[Stored entries]
• • •

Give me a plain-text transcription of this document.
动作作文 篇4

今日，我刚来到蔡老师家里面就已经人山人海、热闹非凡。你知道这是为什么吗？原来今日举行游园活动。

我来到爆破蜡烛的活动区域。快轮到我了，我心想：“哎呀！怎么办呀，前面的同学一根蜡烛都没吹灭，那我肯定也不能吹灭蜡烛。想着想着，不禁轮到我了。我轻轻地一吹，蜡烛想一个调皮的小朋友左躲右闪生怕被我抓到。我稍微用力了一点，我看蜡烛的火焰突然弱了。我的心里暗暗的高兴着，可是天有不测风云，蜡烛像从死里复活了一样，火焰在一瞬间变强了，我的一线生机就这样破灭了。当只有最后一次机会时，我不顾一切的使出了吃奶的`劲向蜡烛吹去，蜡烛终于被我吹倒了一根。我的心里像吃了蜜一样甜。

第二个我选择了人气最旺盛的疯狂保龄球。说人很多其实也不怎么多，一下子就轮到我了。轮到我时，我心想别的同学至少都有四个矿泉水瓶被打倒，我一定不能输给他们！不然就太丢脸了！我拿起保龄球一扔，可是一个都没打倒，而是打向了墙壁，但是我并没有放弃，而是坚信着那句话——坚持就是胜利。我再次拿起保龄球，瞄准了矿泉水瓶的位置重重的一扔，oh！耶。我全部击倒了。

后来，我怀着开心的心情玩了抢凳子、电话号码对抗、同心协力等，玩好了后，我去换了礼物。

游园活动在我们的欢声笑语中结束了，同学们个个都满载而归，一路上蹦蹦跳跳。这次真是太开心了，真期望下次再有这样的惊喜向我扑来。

• • •

Copy out all of the data exactly, leaving nothing out.

SOLUTION TO THE PROBLEM:
Give me a plain-text transcription of this document.
动作作文 篇4

今日，我刚来到蔡老师家里面就已经人山人海、热闹非凡。你知道这是为什么吗？原来今日举行游园活动。

我来到爆破蜡烛的活动区域。快轮到我了，我心想：“哎呀！怎么办呀，前面的同学一根蜡烛都没吹灭，那我肯定也不能吹灭蜡烛。想着想着，不禁轮到我了。我轻轻地一吹，蜡烛想一个调皮的小朋友左躲右闪生怕被我抓到。我稍微用力了一点，我看蜡烛的火焰突然弱了。我的心里暗暗的高兴着，可是天有不测风云，蜡烛像从死里复活了一样，火焰在一瞬间变强了，我的一线生机就这样破灭了。当只有最后一次机会时，我不顾一切的使出了吃奶的`劲向蜡烛吹去，蜡烛终于被我吹倒了一根。我的心里像吃了蜜一样甜。

第二个我选择了人气最旺盛的疯狂保龄球。说人很多其实也不怎么多，一下子就轮到我了。轮到我时，我心想别的同学至少都有四个矿泉水瓶被打倒，我一定不能输给他们！不然就太丢脸了！我拿起保龄球一扔，可是一个都没打倒，而是打向了墙壁，但是我并没有放弃，而是坚信着那句话——坚持就是胜利。我再次拿起保龄球，瞄准了矿泉水瓶的位置重重的一扔，oh！耶。我全部击倒了。

后来，我怀着开心的心情玩了抢凳子、电话号码对抗、同心协力等，玩好了后，我去换了礼物。

游园活动在我们的欢声笑语中结束了，同学们个个都满载而归，一路上蹦蹦跳跳。这次真是太开心了，真期望下次再有这样的惊喜向我扑来。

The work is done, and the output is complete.